**Exercise**
Retype all of the entries below word for word, leaving out the pictures.

Stored entries
---*---

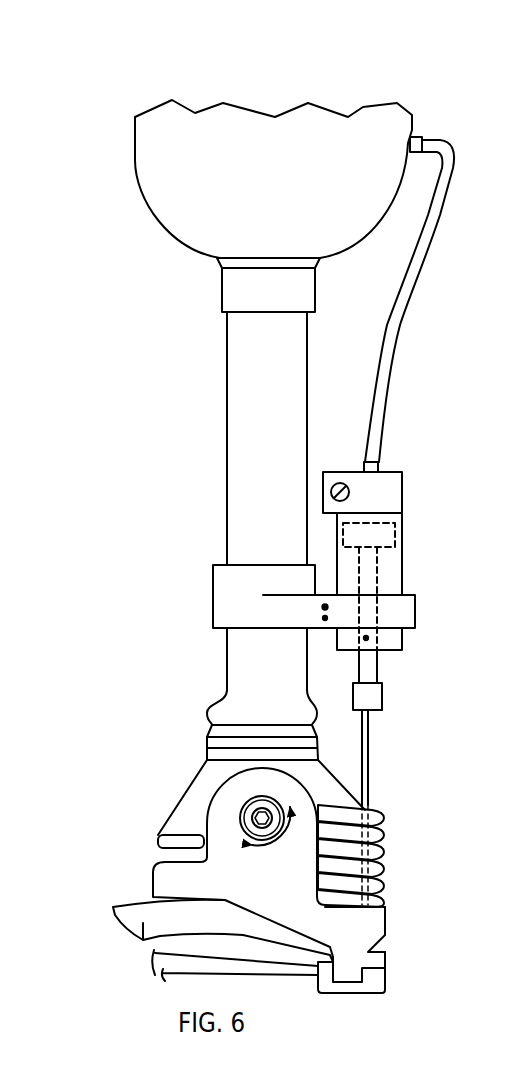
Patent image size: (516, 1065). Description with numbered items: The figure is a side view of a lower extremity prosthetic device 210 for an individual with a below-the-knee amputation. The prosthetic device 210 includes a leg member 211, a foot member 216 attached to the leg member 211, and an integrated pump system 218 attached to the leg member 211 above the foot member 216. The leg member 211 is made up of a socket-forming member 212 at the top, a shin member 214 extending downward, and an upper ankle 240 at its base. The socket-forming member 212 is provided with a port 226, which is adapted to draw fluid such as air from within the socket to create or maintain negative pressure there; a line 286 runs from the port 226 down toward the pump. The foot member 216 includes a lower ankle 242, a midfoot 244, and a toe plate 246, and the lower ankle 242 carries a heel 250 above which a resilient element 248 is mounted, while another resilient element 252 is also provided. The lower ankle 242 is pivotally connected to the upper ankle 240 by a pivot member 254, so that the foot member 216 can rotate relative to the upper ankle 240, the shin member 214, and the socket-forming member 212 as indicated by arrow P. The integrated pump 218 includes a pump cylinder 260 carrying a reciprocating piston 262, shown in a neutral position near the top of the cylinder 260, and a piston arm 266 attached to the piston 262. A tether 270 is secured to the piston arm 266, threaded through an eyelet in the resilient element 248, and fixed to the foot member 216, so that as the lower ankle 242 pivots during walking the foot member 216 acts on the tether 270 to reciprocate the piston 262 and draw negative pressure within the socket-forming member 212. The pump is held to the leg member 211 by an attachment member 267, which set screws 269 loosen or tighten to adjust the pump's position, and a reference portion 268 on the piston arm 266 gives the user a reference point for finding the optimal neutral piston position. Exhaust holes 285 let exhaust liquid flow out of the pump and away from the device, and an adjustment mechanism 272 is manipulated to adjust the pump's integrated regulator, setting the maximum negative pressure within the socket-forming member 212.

The prosthetic device 210 is at (153, 74).
The leg member 211 is at (112, 382).
The socket-forming member 212 is at (162, 218).
The shin member 214 is at (221, 412).
The foot member 216 is at (147, 808).
The integrated pump system 218 is at (407, 524).
The port 226 is at (418, 133).
The upper ankle 240 is at (196, 790).
The lower ankle 242 is at (372, 925).
The midfoot 244 is at (143, 930).
The toe plate 246 is at (273, 968).
The resilient element 248 is at (378, 853).
The heel 250 is at (378, 985).
The resilient element 252 is at (175, 855).
The pivot member 254 is at (256, 818).
The pump cylinder 260 is at (392, 573).
The piston 262 is at (405, 537).
The piston arm 266 is at (365, 673).
The attachment member 267 is at (223, 575).
The reference portion 268 is at (378, 636).
The set screws 269 is at (312, 611).
The tether 270 is at (370, 780).
The adjustment mechanism 272 is at (340, 478).
The exhaust holes 285 is at (388, 652).
The fuel tube 286 is at (400, 306).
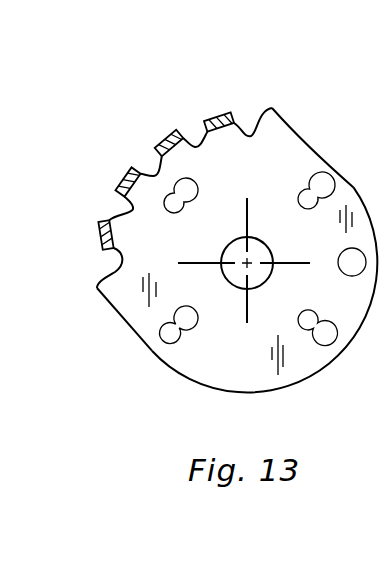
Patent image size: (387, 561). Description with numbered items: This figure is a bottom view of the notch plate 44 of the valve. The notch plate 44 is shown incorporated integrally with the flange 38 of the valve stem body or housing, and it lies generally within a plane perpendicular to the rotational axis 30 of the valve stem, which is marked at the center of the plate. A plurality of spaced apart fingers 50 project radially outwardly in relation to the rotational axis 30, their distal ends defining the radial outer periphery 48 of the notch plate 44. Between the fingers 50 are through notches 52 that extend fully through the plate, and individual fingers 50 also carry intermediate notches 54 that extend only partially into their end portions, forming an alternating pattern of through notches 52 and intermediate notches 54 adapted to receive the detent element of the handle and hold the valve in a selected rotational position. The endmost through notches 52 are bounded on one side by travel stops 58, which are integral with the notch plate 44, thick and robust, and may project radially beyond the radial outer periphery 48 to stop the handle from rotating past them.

The rotational axis 30 is at (250, 260).
The flange 38 is at (243, 250).
The notch plate 44 is at (151, 347).
The radial outer periphery 48 is at (170, 130).
The fingers 50 is at (125, 176).
The through notches 52 is at (103, 261).
The intermediate notches 54 is at (220, 113).
The travel stops 58 is at (288, 119).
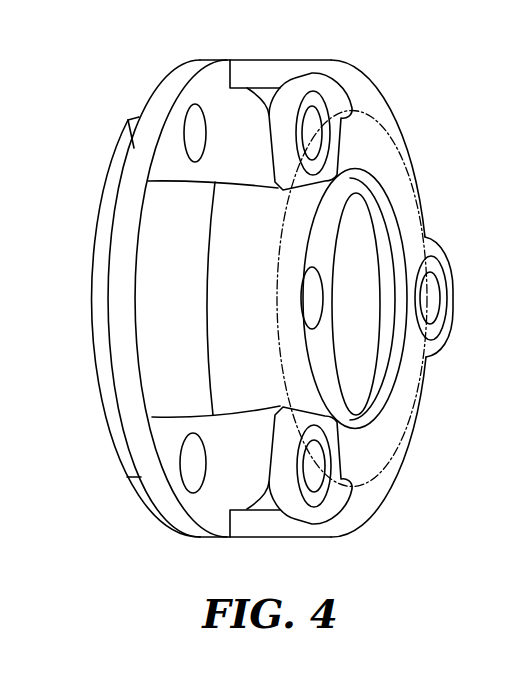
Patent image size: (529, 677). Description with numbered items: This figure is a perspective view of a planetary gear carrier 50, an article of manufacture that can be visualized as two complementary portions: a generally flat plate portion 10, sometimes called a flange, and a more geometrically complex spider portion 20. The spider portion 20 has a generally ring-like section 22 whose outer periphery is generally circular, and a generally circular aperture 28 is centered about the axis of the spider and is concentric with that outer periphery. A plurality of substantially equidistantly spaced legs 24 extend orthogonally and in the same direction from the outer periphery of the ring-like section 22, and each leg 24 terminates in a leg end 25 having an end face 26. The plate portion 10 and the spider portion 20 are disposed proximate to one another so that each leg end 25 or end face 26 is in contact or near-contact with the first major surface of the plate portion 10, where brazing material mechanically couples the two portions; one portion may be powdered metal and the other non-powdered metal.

The plate portion 10 is at (180, 85).
The spider portion 20 is at (390, 172).
The ring-like section 22 is at (385, 437).
The leg 24 is at (266, 72).
The leg end 25 is at (163, 200).
The end face 26 is at (135, 250).
The circular aperture 28 is at (374, 248).
The planetary gear carrier 50 is at (118, 97).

---*---

**Solution to this problem**
Patent image size: (516, 1065). Description with numbered items: The figure is a side view of a lower extremity prosthetic device 210 for an individual with a below-the-knee amputation. The prosthetic device 210 includes a leg member 211, a foot member 216 attached to the leg member 211, and an integrated pump system 218 attached to the leg member 211 above the foot member 216. The leg member 211 is made up of a socket-forming member 212 at the top, a shin member 214 extending downward, and an upper ankle 240 at its base. The socket-forming member 212 is provided with a port 226, which is adapted to draw fluid such as air from within the socket to create or maintain negative pressure there; a line 286 runs from the port 226 down toward the pump. The foot member 216 includes a lower ankle 242, a midfoot 244, and a toe plate 246, and the lower ankle 242 carries a heel 250 above which a resilient element 248 is mounted, while another resilient element 252 is also provided. The lower ankle 242 is pivotally connected to the upper ankle 240 by a pivot member 254, so that the foot member 216 can rotate relative to the upper ankle 240, the shin member 214, and the socket-forming member 212 as indicated by arrow P. The integrated pump 218 includes a pump cylinder 260 carrying a reciprocating piston 262, shown in a neutral position near the top of the cylinder 260, and a piston arm 266 attached to the piston 262. A tether 270 is secured to the piston arm 266, threaded through an eyelet in the resilient element 248, and fixed to the foot member 216, so that as the lower ankle 242 pivots during walking the foot member 216 acts on the tether 270 to reciprocate the piston 262 and draw negative pressure within the socket-forming member 212. The pump is held to the leg member 211 by an attachment member 267, which set screws 269 loosen or tighten to adjust the pump's position, and a reference portion 268 on the piston arm 266 gives the user a reference point for finding the optimal neutral piston position. Exhaust holes 285 let exhaust liquid flow out of the pump and away from the device, and an adjustment mechanism 272 is manipulated to adjust the pump's integrated regulator, setting the maximum negative pressure within the socket-forming member 212.

The prosthetic device 210 is at (153, 74).
The leg member 211 is at (112, 382).
The socket-forming member 212 is at (162, 218).
The shin member 214 is at (221, 412).
The foot member 216 is at (147, 808).
The integrated pump system 218 is at (407, 524).
The port 226 is at (418, 133).
The upper ankle 240 is at (196, 790).
The lower ankle 242 is at (372, 925).
The midfoot 244 is at (143, 930).
The toe plate 246 is at (273, 968).
The resilient element 248 is at (378, 853).
The heel 250 is at (378, 985).
The resilient element 252 is at (175, 855).
The pivot member 254 is at (256, 818).
The pump cylinder 260 is at (392, 573).
The piston 262 is at (405, 537).
The piston arm 266 is at (365, 673).
The attachment member 267 is at (223, 575).
The reference portion 268 is at (378, 636).
The set screws 269 is at (312, 611).
The tether 270 is at (370, 780).
The adjustment mechanism 272 is at (340, 478).
The exhaust holes 285 is at (388, 652).
The fuel tube 286 is at (400, 306).
Patent image size: (387, 561). Description with numbered items: This figure is a bottom view of the notch plate 44 of the valve. The notch plate 44 is shown incorporated integrally with the flange 38 of the valve stem body or housing, and it lies generally within a plane perpendicular to the rotational axis 30 of the valve stem, which is marked at the center of the plate. A plurality of spaced apart fingers 50 project radially outwardly in relation to the rotational axis 30, their distal ends defining the radial outer periphery 48 of the notch plate 44. Between the fingers 50 are through notches 52 that extend fully through the plate, and individual fingers 50 also carry intermediate notches 54 that extend only partially into their end portions, forming an alternating pattern of through notches 52 and intermediate notches 54 adapted to receive the detent element of the handle and hold the valve in a selected rotational position. The endmost through notches 52 are bounded on one side by travel stops 58, which are integral with the notch plate 44, thick and robust, and may project radially beyond the radial outer periphery 48 to stop the handle from rotating past them.

The rotational axis 30 is at (250, 260).
The flange 38 is at (243, 250).
The notch plate 44 is at (151, 347).
The radial outer periphery 48 is at (170, 130).
The fingers 50 is at (125, 176).
The through notches 52 is at (103, 261).
The intermediate notches 54 is at (220, 113).
The travel stops 58 is at (288, 119).
Patent image size: (529, 677). Description with numbered items: This figure is a perspective view of a planetary gear carrier 50, an article of manufacture that can be visualized as two complementary portions: a generally flat plate portion 10, sometimes called a flange, and a more geometrically complex spider portion 20. The spider portion 20 has a generally ring-like section 22 whose outer periphery is generally circular, and a generally circular aperture 28 is centered about the axis of the spider and is concentric with that outer periphery. A plurality of substantially equidistantly spaced legs 24 extend orthogonally and in the same direction from the outer periphery of the ring-like section 22, and each leg 24 terminates in a leg end 25 having an end face 26. The plate portion 10 and the spider portion 20 are disposed proximate to one another so that each leg end 25 or end face 26 is in contact or near-contact with the first major surface of the plate portion 10, where brazing material mechanically couples the two portions; one portion may be powdered metal and the other non-powdered metal.

The plate portion 10 is at (180, 85).
The spider portion 20 is at (390, 172).
The ring-like section 22 is at (385, 437).
The leg 24 is at (266, 72).
The leg end 25 is at (163, 200).
The end face 26 is at (135, 250).
The circular aperture 28 is at (374, 248).
The planetary gear carrier 50 is at (118, 97).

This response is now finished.